Task -> State how many lines of the listing below include the word "dire". Give only the number.

Information supplied ->
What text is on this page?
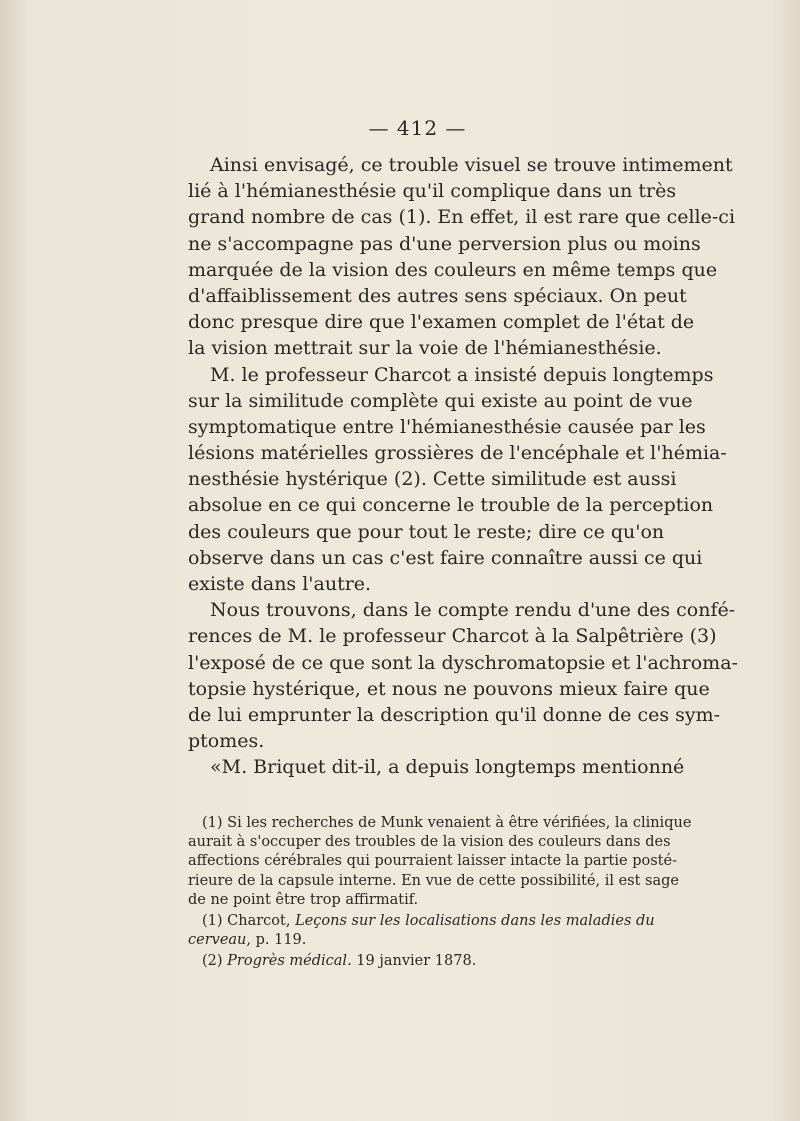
— 412 —
Ainsi envisagé, ce trouble visuel se trouve intimement
lié à l'hémianesthésie qu'il complique dans un très
grand nombre de cas (1). En effet, il est rare que celle-ci
ne s'accompagne pas d'une perversion plus ou moins
marquée de la vision des couleurs en même temps que
d'affaiblissement des autres sens spéciaux. On peut
donc presque dire que l'examen complet de l'état de
la vision mettrait sur la voie de l'hémianesthésie.
M. le professeur Charcot a insisté depuis longtemps
sur la similitude complète qui existe au point de vue
symptomatique entre l'hémianesthésie causée par les
lésions matérielles grossières de l'encéphale et l'hémia-
nesthésie hystérique (2). Cette similitude est aussi
absolue en ce qui concerne le trouble de la perception
des couleurs que pour tout le reste; dire ce qu'on
observe dans un cas c'est faire connaître aussi ce qui
existe dans l'autre.
Nous trouvons, dans le compte rendu d'une des confé-
rences de M. le professeur Charcot à la Salpêtrière (3)
l'exposé de ce que sont la dyschromatopsie et l'achroma-
topsie hystérique, et nous ne pouvons mieux faire que
de lui emprunter la description qu'il donne de ces sym-
ptomes.
«M. Briquet dit-il, a depuis longtemps mentionné
(1) Si les recherches de Munk venaient à être vérifiées, la clinique
aurait à s'occuper des troubles de la vision des couleurs dans des
affections cérébrales qui pourraient laisser intacte la partie posté-
rieure de la capsule interne. En vue de cette possibilité, il est sage
de ne point être trop affirmatif.
(1) Charcot, Leçons sur les localisations dans les maladies du
cerveau, p. 119.
(2) Progrès médical. 19 janvier 1878.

Solution to the exercise -> 2